(Entries from a dataset)
____

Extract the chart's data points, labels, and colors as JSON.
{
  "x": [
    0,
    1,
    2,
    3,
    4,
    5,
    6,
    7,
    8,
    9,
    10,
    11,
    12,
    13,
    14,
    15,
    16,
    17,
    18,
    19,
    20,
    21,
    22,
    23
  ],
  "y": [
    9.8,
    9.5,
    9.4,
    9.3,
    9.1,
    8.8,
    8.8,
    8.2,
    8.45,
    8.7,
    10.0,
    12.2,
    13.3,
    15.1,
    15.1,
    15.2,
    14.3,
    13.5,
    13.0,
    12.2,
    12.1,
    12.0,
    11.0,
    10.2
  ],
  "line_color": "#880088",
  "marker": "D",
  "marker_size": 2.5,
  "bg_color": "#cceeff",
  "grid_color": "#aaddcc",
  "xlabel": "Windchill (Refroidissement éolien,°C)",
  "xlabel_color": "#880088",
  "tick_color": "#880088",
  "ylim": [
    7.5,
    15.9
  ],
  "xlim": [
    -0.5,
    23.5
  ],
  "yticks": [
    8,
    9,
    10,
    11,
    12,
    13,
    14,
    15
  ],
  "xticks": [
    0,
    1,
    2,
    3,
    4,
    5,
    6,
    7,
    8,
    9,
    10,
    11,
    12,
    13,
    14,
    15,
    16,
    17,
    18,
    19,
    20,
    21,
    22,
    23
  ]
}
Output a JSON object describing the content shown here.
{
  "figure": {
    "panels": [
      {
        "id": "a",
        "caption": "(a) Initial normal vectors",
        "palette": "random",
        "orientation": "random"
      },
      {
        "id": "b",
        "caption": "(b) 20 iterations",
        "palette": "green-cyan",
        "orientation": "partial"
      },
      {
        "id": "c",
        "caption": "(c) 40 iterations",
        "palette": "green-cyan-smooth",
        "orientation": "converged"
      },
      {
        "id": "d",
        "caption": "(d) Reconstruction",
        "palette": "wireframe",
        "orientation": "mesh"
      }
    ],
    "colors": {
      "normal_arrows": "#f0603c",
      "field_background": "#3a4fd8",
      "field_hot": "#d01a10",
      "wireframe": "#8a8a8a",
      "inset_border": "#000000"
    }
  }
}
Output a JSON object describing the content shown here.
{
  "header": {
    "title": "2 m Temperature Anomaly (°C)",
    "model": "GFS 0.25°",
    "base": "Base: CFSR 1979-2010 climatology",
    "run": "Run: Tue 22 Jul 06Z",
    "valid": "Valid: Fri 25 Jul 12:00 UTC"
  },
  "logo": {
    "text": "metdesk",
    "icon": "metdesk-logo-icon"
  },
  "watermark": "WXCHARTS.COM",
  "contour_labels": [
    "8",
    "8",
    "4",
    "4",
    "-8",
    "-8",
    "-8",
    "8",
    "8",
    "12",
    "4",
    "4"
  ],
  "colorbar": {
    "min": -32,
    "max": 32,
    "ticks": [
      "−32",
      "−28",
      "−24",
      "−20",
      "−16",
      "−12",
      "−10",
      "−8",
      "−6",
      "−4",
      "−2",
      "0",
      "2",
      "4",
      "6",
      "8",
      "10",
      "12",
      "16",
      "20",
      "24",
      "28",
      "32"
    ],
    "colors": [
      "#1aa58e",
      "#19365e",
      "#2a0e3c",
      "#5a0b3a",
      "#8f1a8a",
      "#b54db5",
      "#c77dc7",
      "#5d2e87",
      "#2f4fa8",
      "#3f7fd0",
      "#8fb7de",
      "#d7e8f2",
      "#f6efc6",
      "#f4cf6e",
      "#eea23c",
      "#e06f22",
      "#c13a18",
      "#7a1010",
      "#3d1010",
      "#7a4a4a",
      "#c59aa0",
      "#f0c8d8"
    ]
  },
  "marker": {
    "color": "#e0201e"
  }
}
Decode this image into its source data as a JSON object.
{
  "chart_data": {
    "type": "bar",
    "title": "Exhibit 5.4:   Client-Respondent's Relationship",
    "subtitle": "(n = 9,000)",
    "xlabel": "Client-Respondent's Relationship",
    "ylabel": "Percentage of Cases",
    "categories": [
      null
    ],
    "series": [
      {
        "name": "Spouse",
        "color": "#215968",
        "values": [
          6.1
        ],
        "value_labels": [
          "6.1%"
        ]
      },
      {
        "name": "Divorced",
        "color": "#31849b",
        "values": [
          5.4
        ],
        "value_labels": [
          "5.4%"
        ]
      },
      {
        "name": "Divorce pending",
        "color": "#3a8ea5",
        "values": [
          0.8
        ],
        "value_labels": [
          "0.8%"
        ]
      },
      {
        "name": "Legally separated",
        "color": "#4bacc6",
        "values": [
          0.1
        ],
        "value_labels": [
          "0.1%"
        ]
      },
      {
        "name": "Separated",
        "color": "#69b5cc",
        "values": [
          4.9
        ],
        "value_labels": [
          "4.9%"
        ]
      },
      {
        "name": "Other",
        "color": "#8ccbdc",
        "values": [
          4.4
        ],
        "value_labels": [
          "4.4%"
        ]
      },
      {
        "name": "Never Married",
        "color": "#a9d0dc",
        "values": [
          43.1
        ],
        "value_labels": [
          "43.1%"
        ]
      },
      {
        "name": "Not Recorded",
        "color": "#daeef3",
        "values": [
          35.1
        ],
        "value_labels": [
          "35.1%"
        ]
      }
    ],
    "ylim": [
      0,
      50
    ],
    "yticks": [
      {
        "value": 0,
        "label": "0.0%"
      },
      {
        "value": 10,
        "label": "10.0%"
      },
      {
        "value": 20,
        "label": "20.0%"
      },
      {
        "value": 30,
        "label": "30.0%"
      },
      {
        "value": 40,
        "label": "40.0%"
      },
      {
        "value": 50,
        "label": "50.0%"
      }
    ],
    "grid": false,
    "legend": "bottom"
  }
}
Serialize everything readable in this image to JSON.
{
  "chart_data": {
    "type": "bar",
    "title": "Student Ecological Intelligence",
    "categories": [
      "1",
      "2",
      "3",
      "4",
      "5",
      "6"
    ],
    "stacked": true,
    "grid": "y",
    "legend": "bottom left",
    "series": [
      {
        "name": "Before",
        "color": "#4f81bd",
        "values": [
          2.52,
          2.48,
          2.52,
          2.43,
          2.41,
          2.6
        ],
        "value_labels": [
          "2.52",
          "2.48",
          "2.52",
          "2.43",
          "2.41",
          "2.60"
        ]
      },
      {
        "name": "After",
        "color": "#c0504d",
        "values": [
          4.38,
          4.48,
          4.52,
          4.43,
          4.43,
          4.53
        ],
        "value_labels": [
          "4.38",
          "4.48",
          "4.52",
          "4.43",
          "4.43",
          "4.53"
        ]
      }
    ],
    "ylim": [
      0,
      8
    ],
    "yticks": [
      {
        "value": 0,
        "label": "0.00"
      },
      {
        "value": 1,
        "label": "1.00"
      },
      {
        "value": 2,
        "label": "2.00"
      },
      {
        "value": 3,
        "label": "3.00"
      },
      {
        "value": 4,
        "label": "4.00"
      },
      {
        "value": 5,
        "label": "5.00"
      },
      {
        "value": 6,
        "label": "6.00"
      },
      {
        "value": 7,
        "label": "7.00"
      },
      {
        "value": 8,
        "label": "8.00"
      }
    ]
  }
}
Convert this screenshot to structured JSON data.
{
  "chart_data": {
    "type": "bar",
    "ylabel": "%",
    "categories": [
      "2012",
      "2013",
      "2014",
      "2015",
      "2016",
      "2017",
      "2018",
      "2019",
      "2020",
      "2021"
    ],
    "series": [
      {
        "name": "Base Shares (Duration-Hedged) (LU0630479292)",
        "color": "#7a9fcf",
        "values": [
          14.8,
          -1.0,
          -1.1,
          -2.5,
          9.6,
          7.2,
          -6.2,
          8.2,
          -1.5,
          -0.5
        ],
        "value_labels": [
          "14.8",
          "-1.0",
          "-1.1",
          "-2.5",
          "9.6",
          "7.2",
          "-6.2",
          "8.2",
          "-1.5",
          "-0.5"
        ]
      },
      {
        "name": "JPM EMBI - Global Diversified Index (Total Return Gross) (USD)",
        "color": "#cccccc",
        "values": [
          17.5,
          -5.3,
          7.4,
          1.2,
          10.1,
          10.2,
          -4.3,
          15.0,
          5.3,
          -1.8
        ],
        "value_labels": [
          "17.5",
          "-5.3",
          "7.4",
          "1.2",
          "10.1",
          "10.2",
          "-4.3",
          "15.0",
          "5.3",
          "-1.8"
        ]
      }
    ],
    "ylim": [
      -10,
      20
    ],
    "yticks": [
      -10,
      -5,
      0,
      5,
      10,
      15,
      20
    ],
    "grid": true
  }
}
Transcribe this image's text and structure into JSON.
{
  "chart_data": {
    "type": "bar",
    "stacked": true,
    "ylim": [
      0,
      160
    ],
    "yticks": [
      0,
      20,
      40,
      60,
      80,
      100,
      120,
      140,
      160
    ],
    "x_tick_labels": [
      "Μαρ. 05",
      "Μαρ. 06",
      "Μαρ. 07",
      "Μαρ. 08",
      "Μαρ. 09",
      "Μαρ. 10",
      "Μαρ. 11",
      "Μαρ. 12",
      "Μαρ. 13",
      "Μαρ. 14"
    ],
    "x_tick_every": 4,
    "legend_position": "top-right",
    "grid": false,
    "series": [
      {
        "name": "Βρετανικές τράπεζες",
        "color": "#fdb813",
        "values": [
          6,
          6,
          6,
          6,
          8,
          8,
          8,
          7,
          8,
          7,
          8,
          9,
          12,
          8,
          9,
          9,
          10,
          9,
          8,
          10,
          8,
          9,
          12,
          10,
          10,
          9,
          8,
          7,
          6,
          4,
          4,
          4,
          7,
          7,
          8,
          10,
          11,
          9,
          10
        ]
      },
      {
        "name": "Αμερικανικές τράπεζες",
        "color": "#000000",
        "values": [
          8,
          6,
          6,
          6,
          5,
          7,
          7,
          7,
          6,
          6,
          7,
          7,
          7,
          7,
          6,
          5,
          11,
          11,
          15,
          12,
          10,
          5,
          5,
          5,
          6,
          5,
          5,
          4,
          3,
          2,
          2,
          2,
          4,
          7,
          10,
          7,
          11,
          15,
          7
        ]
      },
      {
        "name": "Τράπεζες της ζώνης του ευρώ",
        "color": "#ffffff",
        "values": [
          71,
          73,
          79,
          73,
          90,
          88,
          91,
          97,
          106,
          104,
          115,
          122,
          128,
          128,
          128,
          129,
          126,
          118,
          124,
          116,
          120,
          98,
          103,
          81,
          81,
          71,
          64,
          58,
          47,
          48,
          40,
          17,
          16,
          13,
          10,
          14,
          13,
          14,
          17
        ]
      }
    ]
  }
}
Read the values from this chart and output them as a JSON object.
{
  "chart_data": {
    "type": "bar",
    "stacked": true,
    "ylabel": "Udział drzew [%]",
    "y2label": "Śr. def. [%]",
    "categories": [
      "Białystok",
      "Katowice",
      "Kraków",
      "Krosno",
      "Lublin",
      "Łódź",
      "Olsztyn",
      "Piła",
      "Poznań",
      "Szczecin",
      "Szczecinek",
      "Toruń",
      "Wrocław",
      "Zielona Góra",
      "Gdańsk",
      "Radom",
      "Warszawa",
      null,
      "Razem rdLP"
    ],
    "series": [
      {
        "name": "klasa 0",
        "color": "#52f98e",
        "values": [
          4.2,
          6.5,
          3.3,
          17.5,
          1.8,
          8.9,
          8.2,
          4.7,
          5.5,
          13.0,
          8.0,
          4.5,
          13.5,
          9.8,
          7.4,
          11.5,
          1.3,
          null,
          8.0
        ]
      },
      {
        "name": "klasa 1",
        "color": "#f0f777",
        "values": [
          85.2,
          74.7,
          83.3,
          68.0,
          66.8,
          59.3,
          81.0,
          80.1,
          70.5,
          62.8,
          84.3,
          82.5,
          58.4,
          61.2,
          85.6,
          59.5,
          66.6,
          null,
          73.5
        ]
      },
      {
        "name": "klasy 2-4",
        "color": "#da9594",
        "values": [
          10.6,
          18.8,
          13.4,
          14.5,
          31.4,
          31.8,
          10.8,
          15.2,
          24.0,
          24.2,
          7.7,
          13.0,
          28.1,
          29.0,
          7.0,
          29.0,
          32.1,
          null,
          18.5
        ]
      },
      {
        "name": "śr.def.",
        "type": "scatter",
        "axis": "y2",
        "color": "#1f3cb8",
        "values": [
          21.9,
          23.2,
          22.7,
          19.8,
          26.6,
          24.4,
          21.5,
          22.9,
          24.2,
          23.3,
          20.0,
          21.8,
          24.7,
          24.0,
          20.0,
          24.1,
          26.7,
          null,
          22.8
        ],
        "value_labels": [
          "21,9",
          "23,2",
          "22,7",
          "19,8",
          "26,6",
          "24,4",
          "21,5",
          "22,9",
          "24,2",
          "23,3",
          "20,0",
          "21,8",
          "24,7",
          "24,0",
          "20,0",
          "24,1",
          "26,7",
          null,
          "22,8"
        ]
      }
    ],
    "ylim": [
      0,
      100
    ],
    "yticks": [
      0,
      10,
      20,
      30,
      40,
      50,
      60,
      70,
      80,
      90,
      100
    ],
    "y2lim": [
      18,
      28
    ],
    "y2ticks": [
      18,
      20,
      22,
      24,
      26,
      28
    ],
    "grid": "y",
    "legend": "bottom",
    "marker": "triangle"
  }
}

____

Show the lines that mention the word "Base".

(Answer in full)
    "base": "Base: CFSR 1979-2010 climatology",
        "name": "Base Shares (Duration-Hedged) (LU0630479292)",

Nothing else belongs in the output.